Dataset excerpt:
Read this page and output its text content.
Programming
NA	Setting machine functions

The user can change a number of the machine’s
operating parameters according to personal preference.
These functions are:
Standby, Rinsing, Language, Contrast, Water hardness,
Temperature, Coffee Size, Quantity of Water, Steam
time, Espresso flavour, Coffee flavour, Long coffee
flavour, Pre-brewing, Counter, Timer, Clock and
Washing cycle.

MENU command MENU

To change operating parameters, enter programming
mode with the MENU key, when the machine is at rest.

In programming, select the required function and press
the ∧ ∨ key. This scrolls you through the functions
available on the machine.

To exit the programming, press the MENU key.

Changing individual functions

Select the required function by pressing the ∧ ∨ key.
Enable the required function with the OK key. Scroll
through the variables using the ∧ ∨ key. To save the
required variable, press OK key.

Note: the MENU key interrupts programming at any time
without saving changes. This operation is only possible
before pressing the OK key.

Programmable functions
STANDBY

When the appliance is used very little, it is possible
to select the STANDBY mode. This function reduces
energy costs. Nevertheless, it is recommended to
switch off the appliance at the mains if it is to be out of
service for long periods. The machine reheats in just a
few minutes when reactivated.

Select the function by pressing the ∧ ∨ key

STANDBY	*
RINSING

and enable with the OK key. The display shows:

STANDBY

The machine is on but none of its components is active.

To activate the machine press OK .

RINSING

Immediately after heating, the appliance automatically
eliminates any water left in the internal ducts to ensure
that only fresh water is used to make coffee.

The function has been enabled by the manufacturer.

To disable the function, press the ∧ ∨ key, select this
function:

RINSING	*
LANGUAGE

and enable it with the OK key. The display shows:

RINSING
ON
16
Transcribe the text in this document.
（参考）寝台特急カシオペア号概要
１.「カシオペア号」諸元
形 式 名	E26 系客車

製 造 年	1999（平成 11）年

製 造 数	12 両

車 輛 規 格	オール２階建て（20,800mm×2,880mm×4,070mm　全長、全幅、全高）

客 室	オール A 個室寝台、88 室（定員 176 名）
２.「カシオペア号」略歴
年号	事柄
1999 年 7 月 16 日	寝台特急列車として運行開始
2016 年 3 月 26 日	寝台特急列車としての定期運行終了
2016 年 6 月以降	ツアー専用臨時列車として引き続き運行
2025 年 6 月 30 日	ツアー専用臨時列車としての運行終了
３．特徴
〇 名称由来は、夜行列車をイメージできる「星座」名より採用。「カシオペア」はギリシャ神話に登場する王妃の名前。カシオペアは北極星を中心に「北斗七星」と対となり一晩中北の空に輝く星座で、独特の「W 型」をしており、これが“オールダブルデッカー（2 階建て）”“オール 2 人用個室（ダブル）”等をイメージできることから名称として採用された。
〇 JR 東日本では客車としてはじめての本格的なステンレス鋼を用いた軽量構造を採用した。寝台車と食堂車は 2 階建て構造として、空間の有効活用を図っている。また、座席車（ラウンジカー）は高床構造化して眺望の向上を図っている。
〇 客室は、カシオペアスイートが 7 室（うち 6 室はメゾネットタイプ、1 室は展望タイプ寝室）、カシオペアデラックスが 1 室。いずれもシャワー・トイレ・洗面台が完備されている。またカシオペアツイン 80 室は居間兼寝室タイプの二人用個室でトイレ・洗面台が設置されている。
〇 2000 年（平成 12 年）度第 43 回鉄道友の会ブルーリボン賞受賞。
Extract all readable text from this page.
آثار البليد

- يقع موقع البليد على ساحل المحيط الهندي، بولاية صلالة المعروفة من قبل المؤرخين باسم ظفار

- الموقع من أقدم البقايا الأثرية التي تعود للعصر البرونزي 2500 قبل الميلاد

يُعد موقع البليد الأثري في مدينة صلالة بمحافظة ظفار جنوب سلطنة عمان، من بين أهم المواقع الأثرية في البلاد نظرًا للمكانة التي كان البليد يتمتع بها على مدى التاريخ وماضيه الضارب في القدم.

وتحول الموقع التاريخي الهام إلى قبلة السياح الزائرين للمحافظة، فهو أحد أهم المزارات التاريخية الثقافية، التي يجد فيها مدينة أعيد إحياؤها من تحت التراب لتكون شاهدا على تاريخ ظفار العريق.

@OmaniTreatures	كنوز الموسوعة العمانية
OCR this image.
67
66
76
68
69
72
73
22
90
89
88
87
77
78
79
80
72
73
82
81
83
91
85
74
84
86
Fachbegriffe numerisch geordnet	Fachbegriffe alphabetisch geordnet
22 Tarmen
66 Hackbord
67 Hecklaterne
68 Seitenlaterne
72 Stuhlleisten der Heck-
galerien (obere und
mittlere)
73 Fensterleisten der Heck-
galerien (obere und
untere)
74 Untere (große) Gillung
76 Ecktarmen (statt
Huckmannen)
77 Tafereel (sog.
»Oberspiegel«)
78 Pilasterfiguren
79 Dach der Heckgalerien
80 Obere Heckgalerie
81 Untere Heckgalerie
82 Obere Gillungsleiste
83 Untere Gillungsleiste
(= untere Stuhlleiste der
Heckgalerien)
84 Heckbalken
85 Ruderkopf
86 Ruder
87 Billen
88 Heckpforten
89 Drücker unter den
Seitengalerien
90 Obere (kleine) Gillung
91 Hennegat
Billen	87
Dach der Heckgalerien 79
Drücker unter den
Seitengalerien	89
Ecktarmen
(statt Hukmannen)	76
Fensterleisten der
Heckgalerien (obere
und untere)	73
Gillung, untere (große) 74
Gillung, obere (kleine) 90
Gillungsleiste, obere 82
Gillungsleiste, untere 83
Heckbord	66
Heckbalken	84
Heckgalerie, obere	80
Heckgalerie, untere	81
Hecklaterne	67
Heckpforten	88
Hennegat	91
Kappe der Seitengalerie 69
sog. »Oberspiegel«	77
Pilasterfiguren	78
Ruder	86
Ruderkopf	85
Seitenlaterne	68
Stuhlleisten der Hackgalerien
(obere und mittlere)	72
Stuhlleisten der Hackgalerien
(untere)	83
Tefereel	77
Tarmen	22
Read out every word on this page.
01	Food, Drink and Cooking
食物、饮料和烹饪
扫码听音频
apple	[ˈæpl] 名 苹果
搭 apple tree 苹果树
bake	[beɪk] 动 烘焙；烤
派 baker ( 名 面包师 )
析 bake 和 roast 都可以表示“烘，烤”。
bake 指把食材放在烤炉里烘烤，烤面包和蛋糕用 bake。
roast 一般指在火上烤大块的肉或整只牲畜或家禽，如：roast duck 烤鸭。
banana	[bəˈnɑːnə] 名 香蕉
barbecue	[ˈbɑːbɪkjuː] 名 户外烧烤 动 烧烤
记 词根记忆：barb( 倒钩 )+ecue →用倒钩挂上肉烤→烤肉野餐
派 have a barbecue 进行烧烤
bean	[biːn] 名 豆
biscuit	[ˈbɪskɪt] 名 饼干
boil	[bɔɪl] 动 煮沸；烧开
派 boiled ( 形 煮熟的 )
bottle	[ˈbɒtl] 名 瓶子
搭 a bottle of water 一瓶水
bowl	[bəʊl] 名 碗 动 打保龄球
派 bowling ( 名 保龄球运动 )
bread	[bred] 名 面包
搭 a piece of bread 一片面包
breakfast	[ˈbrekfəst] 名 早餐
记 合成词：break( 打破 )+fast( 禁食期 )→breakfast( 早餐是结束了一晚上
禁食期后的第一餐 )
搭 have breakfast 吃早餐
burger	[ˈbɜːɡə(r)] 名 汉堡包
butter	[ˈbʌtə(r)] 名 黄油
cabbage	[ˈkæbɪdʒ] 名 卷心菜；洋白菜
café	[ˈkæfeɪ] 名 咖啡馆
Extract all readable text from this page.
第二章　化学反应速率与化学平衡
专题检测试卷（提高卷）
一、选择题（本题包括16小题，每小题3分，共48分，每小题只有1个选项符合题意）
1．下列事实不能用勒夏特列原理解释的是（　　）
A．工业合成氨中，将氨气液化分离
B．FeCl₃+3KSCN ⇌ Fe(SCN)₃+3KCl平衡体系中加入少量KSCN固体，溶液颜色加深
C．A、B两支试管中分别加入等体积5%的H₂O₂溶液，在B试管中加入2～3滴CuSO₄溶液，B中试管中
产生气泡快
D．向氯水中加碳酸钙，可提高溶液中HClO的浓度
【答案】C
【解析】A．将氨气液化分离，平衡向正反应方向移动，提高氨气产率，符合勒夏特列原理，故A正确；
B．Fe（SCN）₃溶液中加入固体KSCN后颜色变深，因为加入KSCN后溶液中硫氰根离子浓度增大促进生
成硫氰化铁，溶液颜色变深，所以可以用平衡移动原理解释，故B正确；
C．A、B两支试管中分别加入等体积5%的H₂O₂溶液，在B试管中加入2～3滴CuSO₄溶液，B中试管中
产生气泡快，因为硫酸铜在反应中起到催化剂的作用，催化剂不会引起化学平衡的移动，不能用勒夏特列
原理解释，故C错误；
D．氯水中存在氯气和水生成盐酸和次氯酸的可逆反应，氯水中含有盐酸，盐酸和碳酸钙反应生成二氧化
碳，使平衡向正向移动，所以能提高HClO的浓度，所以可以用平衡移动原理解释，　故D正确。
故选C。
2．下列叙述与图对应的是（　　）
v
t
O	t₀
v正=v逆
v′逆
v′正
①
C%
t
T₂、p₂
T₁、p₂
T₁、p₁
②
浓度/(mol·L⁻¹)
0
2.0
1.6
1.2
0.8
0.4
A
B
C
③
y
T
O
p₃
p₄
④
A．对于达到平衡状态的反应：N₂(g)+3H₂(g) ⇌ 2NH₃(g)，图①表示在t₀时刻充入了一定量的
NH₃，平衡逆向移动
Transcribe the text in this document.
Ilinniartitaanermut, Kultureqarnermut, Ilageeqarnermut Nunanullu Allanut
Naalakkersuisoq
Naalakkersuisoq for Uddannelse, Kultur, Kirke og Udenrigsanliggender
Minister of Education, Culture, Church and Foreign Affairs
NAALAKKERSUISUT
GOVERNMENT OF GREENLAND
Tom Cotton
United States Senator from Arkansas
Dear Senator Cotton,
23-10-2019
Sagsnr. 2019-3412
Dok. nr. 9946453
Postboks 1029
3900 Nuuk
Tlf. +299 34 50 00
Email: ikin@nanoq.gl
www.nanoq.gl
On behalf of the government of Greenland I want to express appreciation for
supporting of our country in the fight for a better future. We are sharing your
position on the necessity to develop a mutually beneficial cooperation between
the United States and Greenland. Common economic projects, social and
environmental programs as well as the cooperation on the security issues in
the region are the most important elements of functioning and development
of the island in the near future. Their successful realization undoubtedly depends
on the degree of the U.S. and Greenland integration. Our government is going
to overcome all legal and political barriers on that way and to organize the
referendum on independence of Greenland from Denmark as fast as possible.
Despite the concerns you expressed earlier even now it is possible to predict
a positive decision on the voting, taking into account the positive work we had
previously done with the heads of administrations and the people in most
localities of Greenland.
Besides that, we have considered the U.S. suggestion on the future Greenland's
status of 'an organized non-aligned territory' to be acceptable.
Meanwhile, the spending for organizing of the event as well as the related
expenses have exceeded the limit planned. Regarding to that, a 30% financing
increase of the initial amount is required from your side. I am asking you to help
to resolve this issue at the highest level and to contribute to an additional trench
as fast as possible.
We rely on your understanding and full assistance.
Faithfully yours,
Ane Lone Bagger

Task description:
Note how many lines of the material contain the string "Heckgalerien". Then report that number by itself.

Response to the exercise:
4